Reproduce each line of the records below with no changes, but omit the pictures.
== Dataset content ==
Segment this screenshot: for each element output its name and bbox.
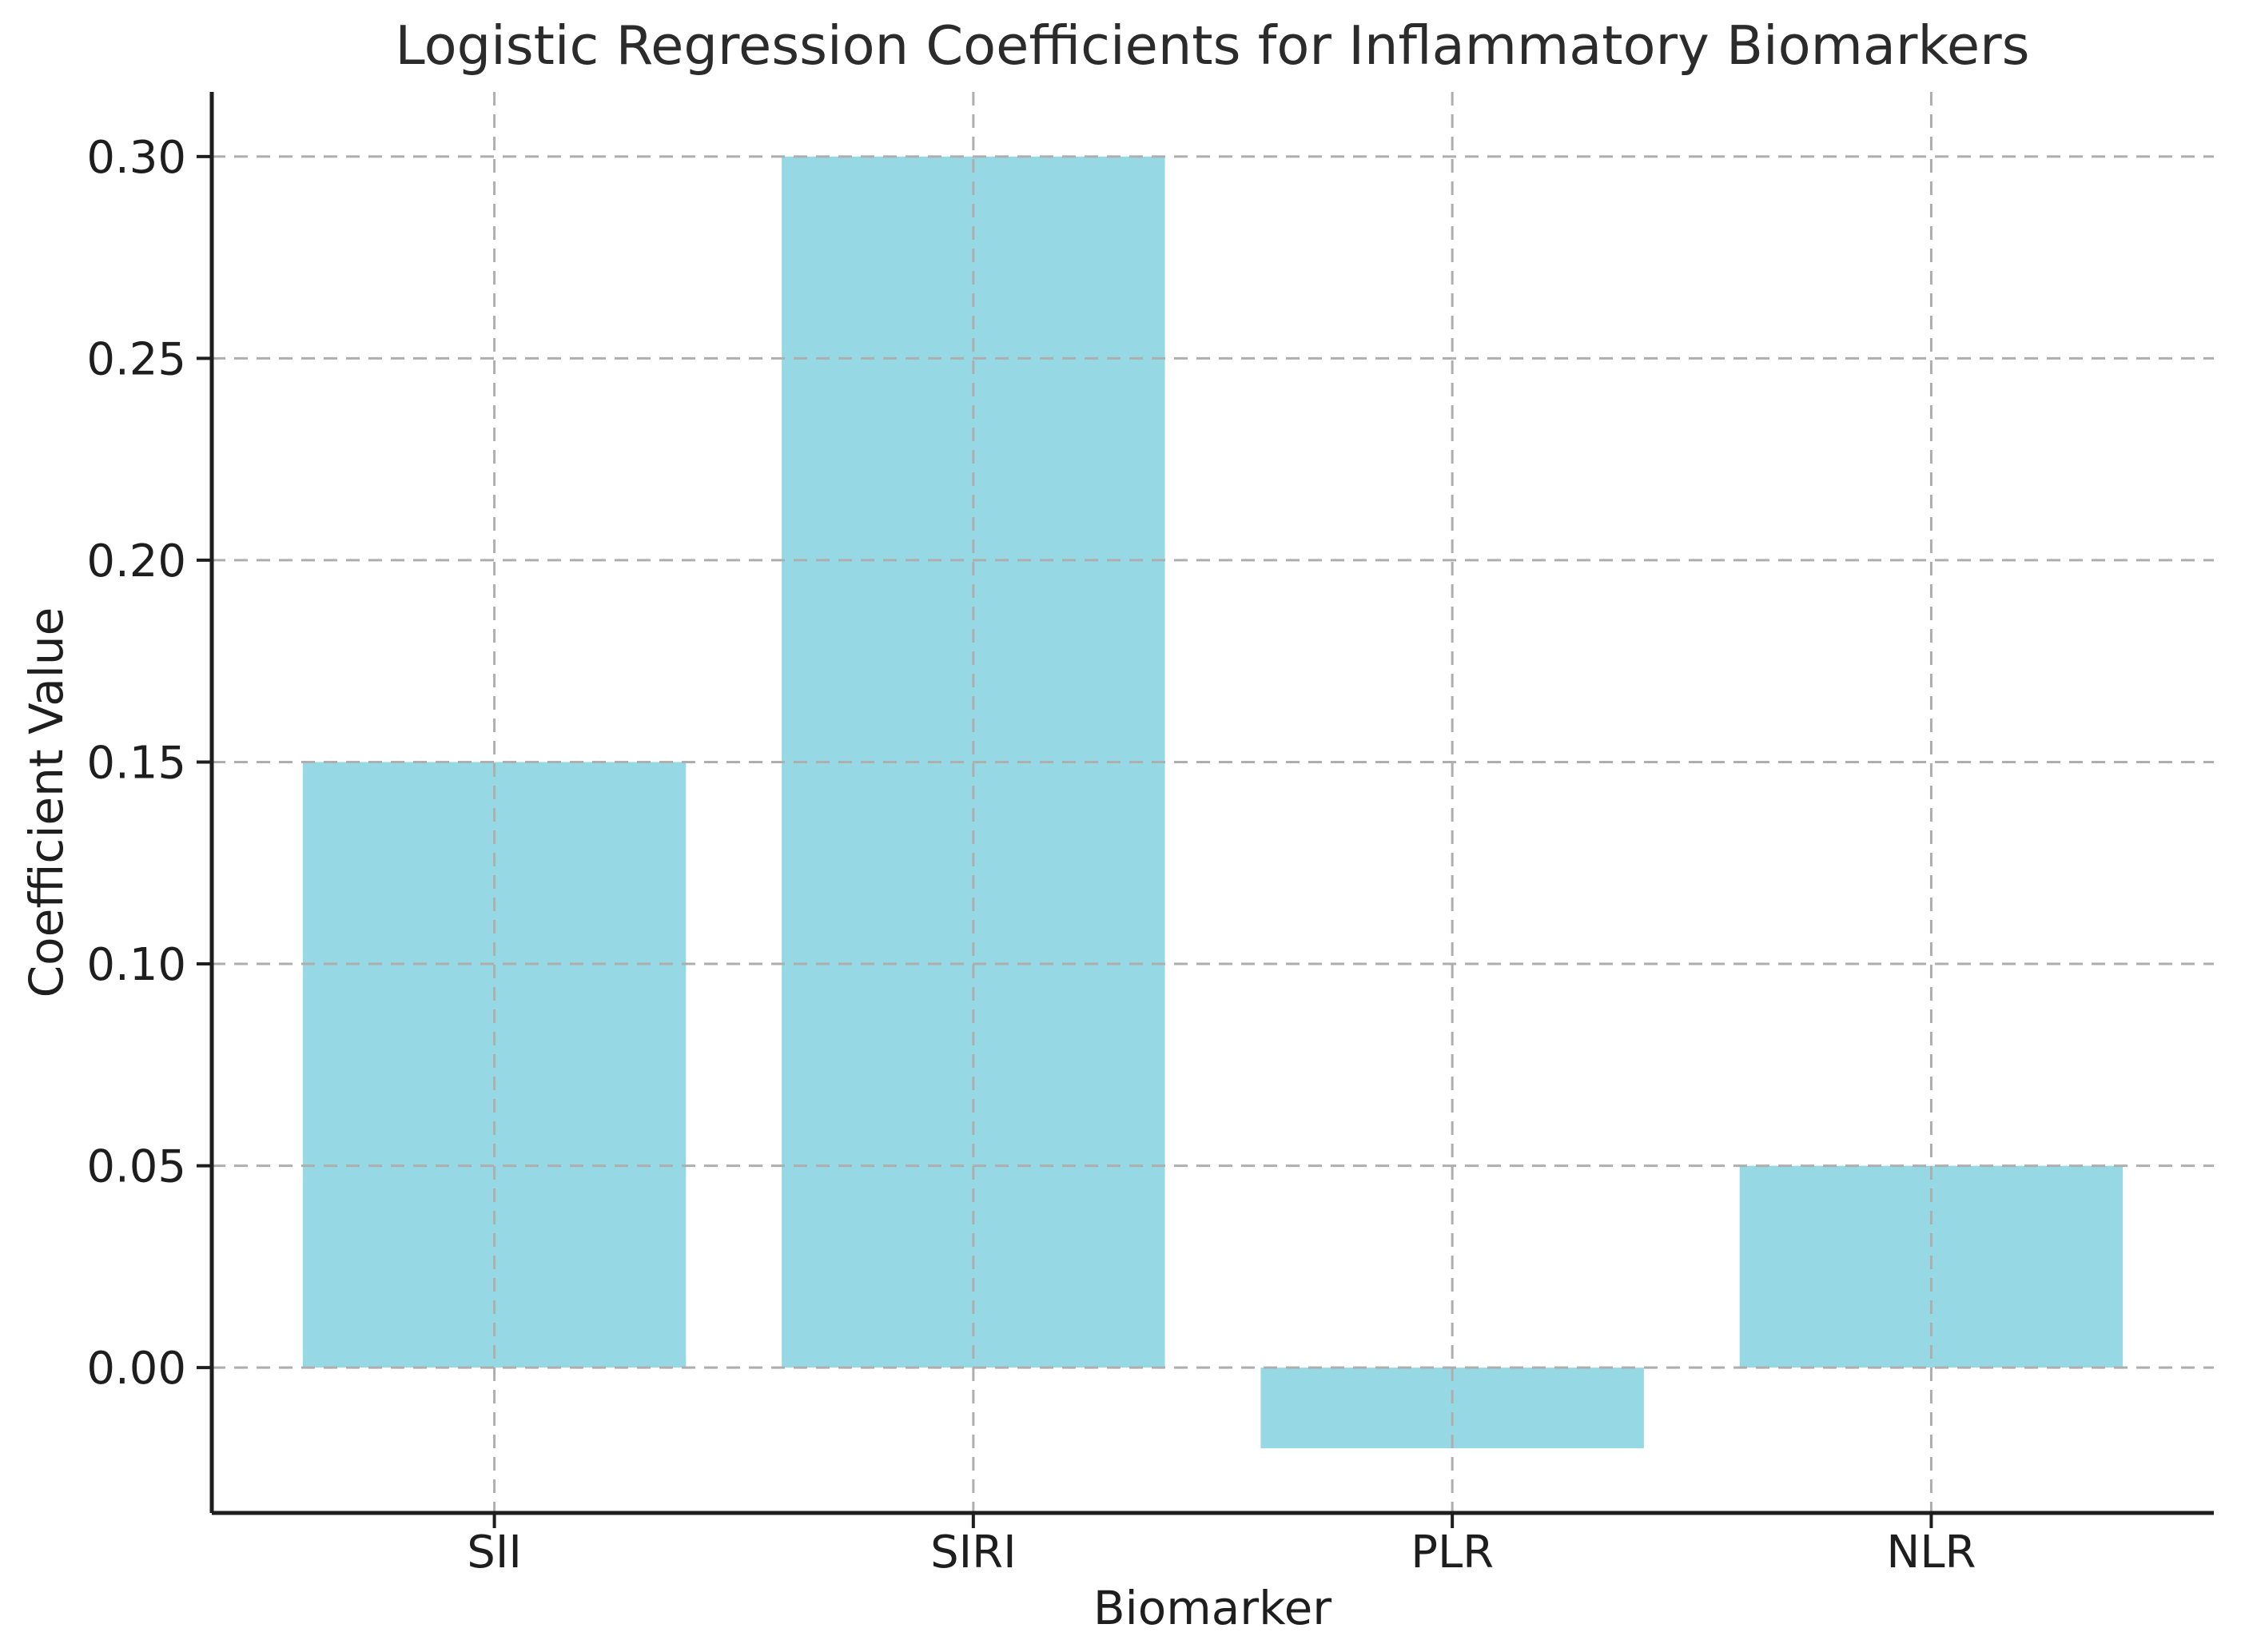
y-tick-label-0.25: 0.25: [86, 333, 186, 385]
x-tick-label-plr: PLR: [1411, 1527, 1494, 1578]
x-axis-label: Biomarker: [1093, 1581, 1331, 1635]
bars-group: [302, 156, 2124, 1449]
axes-group: [209, 92, 2214, 1515]
x-tick-label-siri: SIRI: [930, 1527, 1017, 1578]
chart-title: Logistic Regression Coefficients for Inf…: [395, 14, 2029, 77]
y-tick-label-0.15: 0.15: [86, 737, 186, 789]
tick-marks-group: [197, 154, 1933, 1528]
y-tick-label-0.30: 0.30: [86, 132, 186, 184]
gridlines-group: [212, 92, 2214, 1513]
tick-labels-group: 0.00 0.05 0.10 0.15 0.20 0.25 0.30 SII SIRI PLR NL…: [86, 132, 1976, 1578]
y-tick-label-0.00: 0.00: [86, 1343, 186, 1395]
y-tick-label-0.20: 0.20: [86, 535, 186, 587]
y-tick-label-0.05: 0.05: [86, 1141, 186, 1193]
x-tick-label-nlr: NLR: [1886, 1527, 1976, 1578]
y-axis-label: Coefficient Value: [19, 607, 74, 998]
y-tick-label-0.10: 0.10: [86, 939, 186, 991]
x-tick-label-sii: SII: [467, 1527, 522, 1578]
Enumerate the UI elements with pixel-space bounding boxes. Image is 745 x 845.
===
## Answer to this task
Segment this screenshot: for each element output its name and bbox.
y-tick-label-0.25: 0.25: [86, 333, 186, 385]
x-tick-label-plr: PLR: [1411, 1527, 1494, 1578]
x-axis-label: Biomarker: [1093, 1581, 1331, 1635]
bars-group: [302, 156, 2124, 1449]
axes-group: [209, 92, 2214, 1515]
x-tick-label-siri: SIRI: [930, 1527, 1017, 1578]
chart-title: Logistic Regression Coefficients for Inf…: [395, 14, 2029, 77]
y-tick-label-0.15: 0.15: [86, 737, 186, 789]
tick-marks-group: [197, 154, 1933, 1528]
y-tick-label-0.30: 0.30: [86, 132, 186, 184]
gridlines-group: [212, 92, 2214, 1513]
tick-labels-group: 0.00 0.05 0.10 0.15 0.20 0.25 0.30 SII SIRI PLR NL…: [86, 132, 1976, 1578]
y-tick-label-0.00: 0.00: [86, 1343, 186, 1395]
y-tick-label-0.20: 0.20: [86, 535, 186, 587]
y-tick-label-0.05: 0.05: [86, 1141, 186, 1193]
x-tick-label-nlr: NLR: [1886, 1527, 1976, 1578]
y-axis-label: Coefficient Value: [19, 607, 74, 998]
y-tick-label-0.10: 0.10: [86, 939, 186, 991]
x-tick-label-sii: SII: [467, 1527, 522, 1578]
Enumerate the UI elements with pixel-space bounding boxes. Image is 745 x 845.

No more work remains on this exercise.